__Work to be completed__.
Print the data below line for line, with no changes, and leave the pictures out of your answer.

Labeled region entries
::::::::
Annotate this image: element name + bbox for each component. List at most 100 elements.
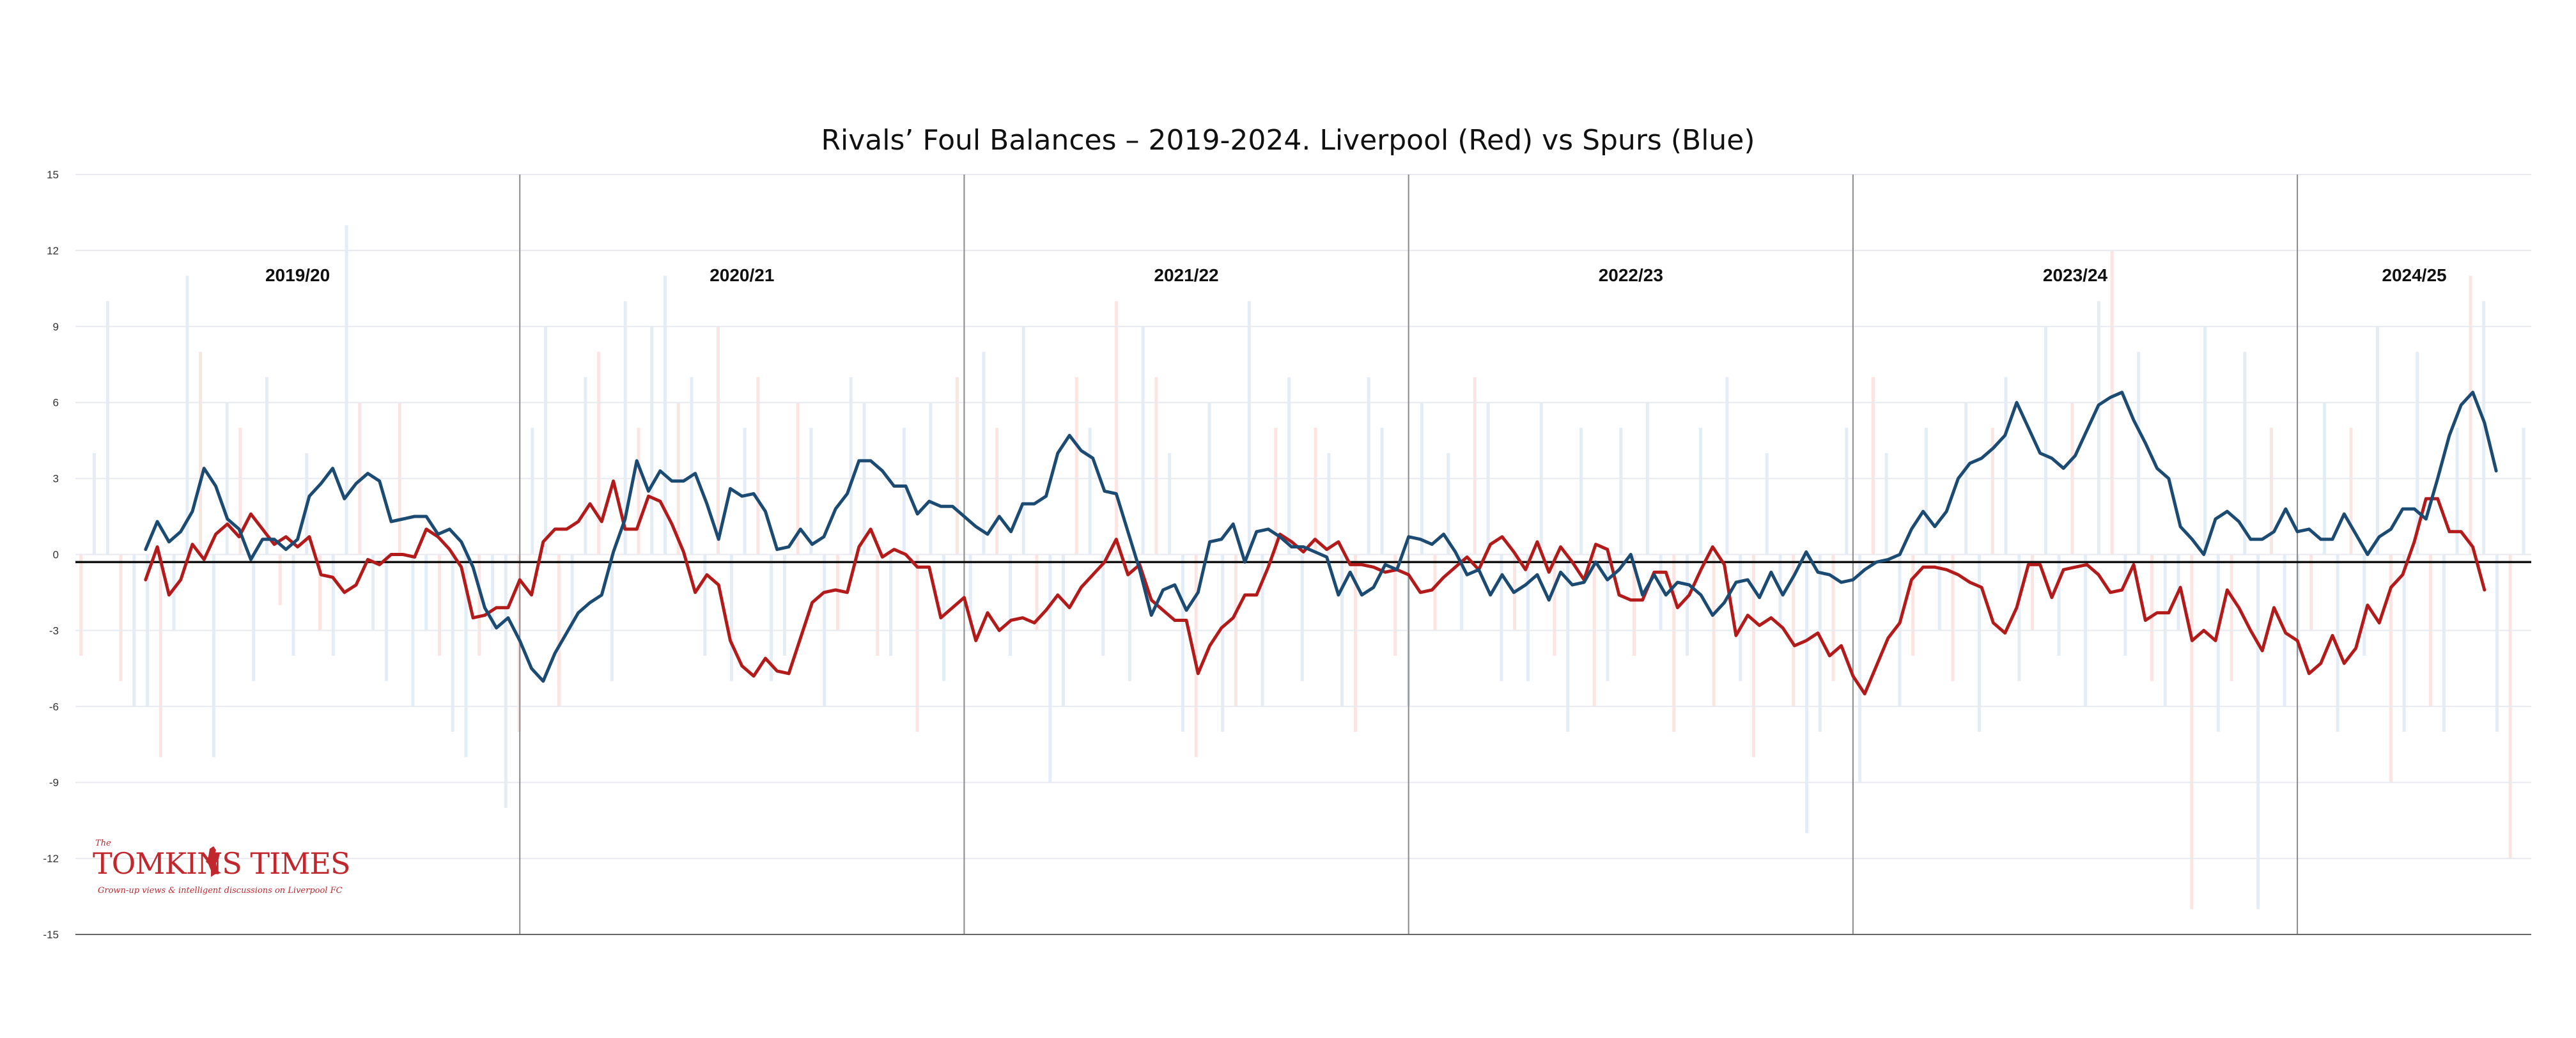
background-bar [105, 301, 109, 555]
background-bar [1009, 554, 1012, 656]
y-tick-label: 15 [47, 169, 59, 181]
background-bar [2190, 554, 2194, 910]
background-bar [2137, 352, 2141, 555]
background-bar [2269, 428, 2273, 555]
background-bar [1393, 554, 1397, 656]
background-bar [477, 554, 481, 656]
background-bar [1579, 428, 1583, 555]
background-bar [438, 554, 441, 656]
background-bar [1884, 453, 1888, 555]
background-bar [1221, 554, 1225, 732]
background-bar [2017, 554, 2021, 681]
background-bar [464, 554, 468, 757]
background-bar [1274, 428, 1278, 555]
season-label: 2022/23 [1599, 265, 1663, 285]
background-bar [1606, 554, 1610, 681]
y-tick-label: 12 [47, 245, 59, 257]
background-bar [876, 554, 880, 656]
background-bar [1725, 377, 1729, 555]
background-bar [1553, 554, 1556, 656]
background-bar [915, 554, 919, 732]
background-bar [743, 428, 747, 555]
background-bar [1765, 453, 1769, 555]
background-bar [1433, 554, 1437, 631]
background-bar [1990, 428, 1994, 555]
y-tick-label: -9 [49, 777, 59, 789]
background-bar [1924, 428, 1928, 555]
background-bar [2203, 326, 2207, 555]
y-tick-label: 9 [53, 321, 59, 333]
y-tick-label: -12 [43, 853, 59, 865]
background-bar [1739, 554, 1742, 681]
background-bar [2256, 554, 2260, 910]
background-bar [849, 377, 853, 555]
background-bar [1075, 377, 1078, 555]
background-bar [384, 554, 388, 681]
background-bar [491, 554, 494, 631]
background-bar [1141, 326, 1145, 555]
gridlines [75, 174, 2531, 935]
background-bar [1300, 554, 1304, 681]
background-bar [1500, 554, 1503, 681]
background-bar [1314, 428, 1317, 555]
background-bar [1460, 554, 1464, 631]
y-tick-label: -6 [49, 701, 59, 713]
background-bar [1698, 428, 1702, 555]
background-bar [2123, 554, 2127, 656]
background-bar [1831, 554, 1835, 681]
background-bar [729, 554, 733, 681]
background-bar [291, 554, 295, 656]
background-bar [331, 554, 335, 656]
background-bar [2004, 377, 2008, 555]
background-bar [1818, 554, 1822, 732]
background-bar [504, 554, 508, 808]
y-tick-label: -15 [43, 929, 59, 941]
background-bar [1937, 554, 1941, 631]
background-bar [690, 377, 694, 555]
background-bar [1672, 554, 1676, 732]
background-bar [1805, 554, 1808, 833]
liver-bird-icon [206, 846, 221, 877]
background-bar [2044, 326, 2047, 555]
background-bar [2216, 554, 2220, 732]
background-bar [424, 554, 428, 631]
background-bar [2376, 326, 2379, 555]
background-bar [2402, 554, 2406, 732]
background-bar [703, 554, 707, 656]
background-bar [597, 352, 601, 555]
background-bar [1526, 554, 1530, 681]
background-bar [2469, 275, 2472, 555]
background-bar [1115, 301, 1119, 555]
logo-tagline: Grown-up views & intelligent discussions… [98, 886, 343, 895]
background-bar [1951, 554, 1955, 681]
background-bar [1327, 453, 1331, 555]
background-bar [1633, 554, 1636, 656]
background-bar [1686, 554, 1689, 656]
y-tick-label: 6 [53, 397, 59, 409]
series-line [144, 479, 2487, 695]
background-bar [2097, 301, 2100, 555]
background-bar [159, 554, 162, 757]
y-axis: 15 12 9 6 3 0 -3 -6 -9 -12 -15 [43, 169, 2531, 941]
background-bar [1473, 377, 1477, 555]
background-bar [610, 554, 614, 681]
background-bar [1101, 554, 1105, 656]
background-bar [1447, 453, 1450, 555]
background-bar [185, 275, 189, 555]
background-bar [1858, 554, 1862, 783]
background-bar [1035, 554, 1039, 631]
background-bar [238, 428, 242, 555]
background-bar [278, 554, 282, 605]
season-label: 2020/21 [710, 265, 774, 285]
background-bar [1353, 554, 1357, 732]
background-bar [995, 428, 999, 555]
background-bar [663, 275, 667, 555]
background-bar [584, 377, 587, 555]
background-bar [2442, 554, 2446, 732]
background-bar [2482, 301, 2486, 555]
background-bar [2230, 554, 2233, 681]
background-bar [1911, 554, 1915, 656]
background-bar [517, 554, 521, 732]
background-bar [1247, 301, 1251, 555]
::::::::
__Task solution__.
Annotate this image: element name + bbox for each component. List at most 100 elements.
background-bar [105, 301, 109, 555]
background-bar [1009, 554, 1012, 656]
y-tick-label: 15 [47, 169, 59, 181]
background-bar [2190, 554, 2194, 910]
background-bar [2137, 352, 2141, 555]
background-bar [2269, 428, 2273, 555]
background-bar [1393, 554, 1397, 656]
background-bar [477, 554, 481, 656]
background-bar [1579, 428, 1583, 555]
background-bar [438, 554, 441, 656]
background-bar [1884, 453, 1888, 555]
background-bar [1221, 554, 1225, 732]
background-bar [2017, 554, 2021, 681]
background-bar [464, 554, 468, 757]
background-bar [1274, 428, 1278, 555]
season-label: 2022/23 [1599, 265, 1663, 285]
background-bar [1606, 554, 1610, 681]
y-tick-label: 12 [47, 245, 59, 257]
background-bar [876, 554, 880, 656]
background-bar [1725, 377, 1729, 555]
background-bar [1553, 554, 1556, 656]
background-bar [915, 554, 919, 732]
background-bar [743, 428, 747, 555]
background-bar [1765, 453, 1769, 555]
background-bar [1433, 554, 1437, 631]
background-bar [1990, 428, 1994, 555]
y-tick-label: -9 [49, 777, 59, 789]
background-bar [1924, 428, 1928, 555]
background-bar [2203, 326, 2207, 555]
y-tick-label: 9 [53, 321, 59, 333]
y-tick-label: -12 [43, 853, 59, 865]
background-bar [1739, 554, 1742, 681]
background-bar [2256, 554, 2260, 910]
background-bar [849, 377, 853, 555]
background-bar [1075, 377, 1078, 555]
background-bar [384, 554, 388, 681]
background-bar [491, 554, 494, 631]
background-bar [1141, 326, 1145, 555]
gridlines [75, 174, 2531, 935]
background-bar [1300, 554, 1304, 681]
background-bar [1500, 554, 1503, 681]
background-bar [1314, 428, 1317, 555]
background-bar [1460, 554, 1464, 631]
y-tick-label: -6 [49, 701, 59, 713]
background-bar [1698, 428, 1702, 555]
background-bar [2123, 554, 2127, 656]
background-bar [1831, 554, 1835, 681]
background-bar [729, 554, 733, 681]
background-bar [291, 554, 295, 656]
background-bar [331, 554, 335, 656]
background-bar [2004, 377, 2008, 555]
background-bar [1818, 554, 1822, 732]
background-bar [504, 554, 508, 808]
y-tick-label: -15 [43, 929, 59, 941]
background-bar [1937, 554, 1941, 631]
background-bar [690, 377, 694, 555]
background-bar [1672, 554, 1676, 732]
background-bar [1805, 554, 1808, 833]
liver-bird-icon [206, 846, 221, 877]
background-bar [2044, 326, 2047, 555]
background-bar [2216, 554, 2220, 732]
background-bar [424, 554, 428, 631]
background-bar [2376, 326, 2379, 555]
background-bar [2402, 554, 2406, 732]
background-bar [703, 554, 707, 656]
background-bar [597, 352, 601, 555]
background-bar [1526, 554, 1530, 681]
background-bar [2469, 275, 2472, 555]
background-bar [1115, 301, 1119, 555]
logo-tagline: Grown-up views & intelligent discussions… [98, 886, 343, 895]
background-bar [1951, 554, 1955, 681]
background-bar [1327, 453, 1331, 555]
background-bar [1633, 554, 1636, 656]
background-bar [1686, 554, 1689, 656]
y-tick-label: 6 [53, 397, 59, 409]
series-line [144, 479, 2487, 695]
background-bar [2097, 301, 2100, 555]
background-bar [159, 554, 162, 757]
y-axis: 15 12 9 6 3 0 -3 -6 -9 -12 -15 [43, 169, 2531, 941]
background-bar [1473, 377, 1477, 555]
background-bar [610, 554, 614, 681]
background-bar [1101, 554, 1105, 656]
background-bar [1447, 453, 1450, 555]
background-bar [185, 275, 189, 555]
background-bar [1858, 554, 1862, 783]
background-bar [1035, 554, 1039, 631]
background-bar [238, 428, 242, 555]
background-bar [278, 554, 282, 605]
season-label: 2020/21 [710, 265, 774, 285]
background-bar [1353, 554, 1357, 732]
background-bar [995, 428, 999, 555]
background-bar [663, 275, 667, 555]
background-bar [584, 377, 587, 555]
background-bar [2442, 554, 2446, 732]
background-bar [2482, 301, 2486, 555]
background-bar [2230, 554, 2233, 681]
background-bar [1911, 554, 1915, 656]
background-bar [517, 554, 521, 732]
background-bar [1247, 301, 1251, 555]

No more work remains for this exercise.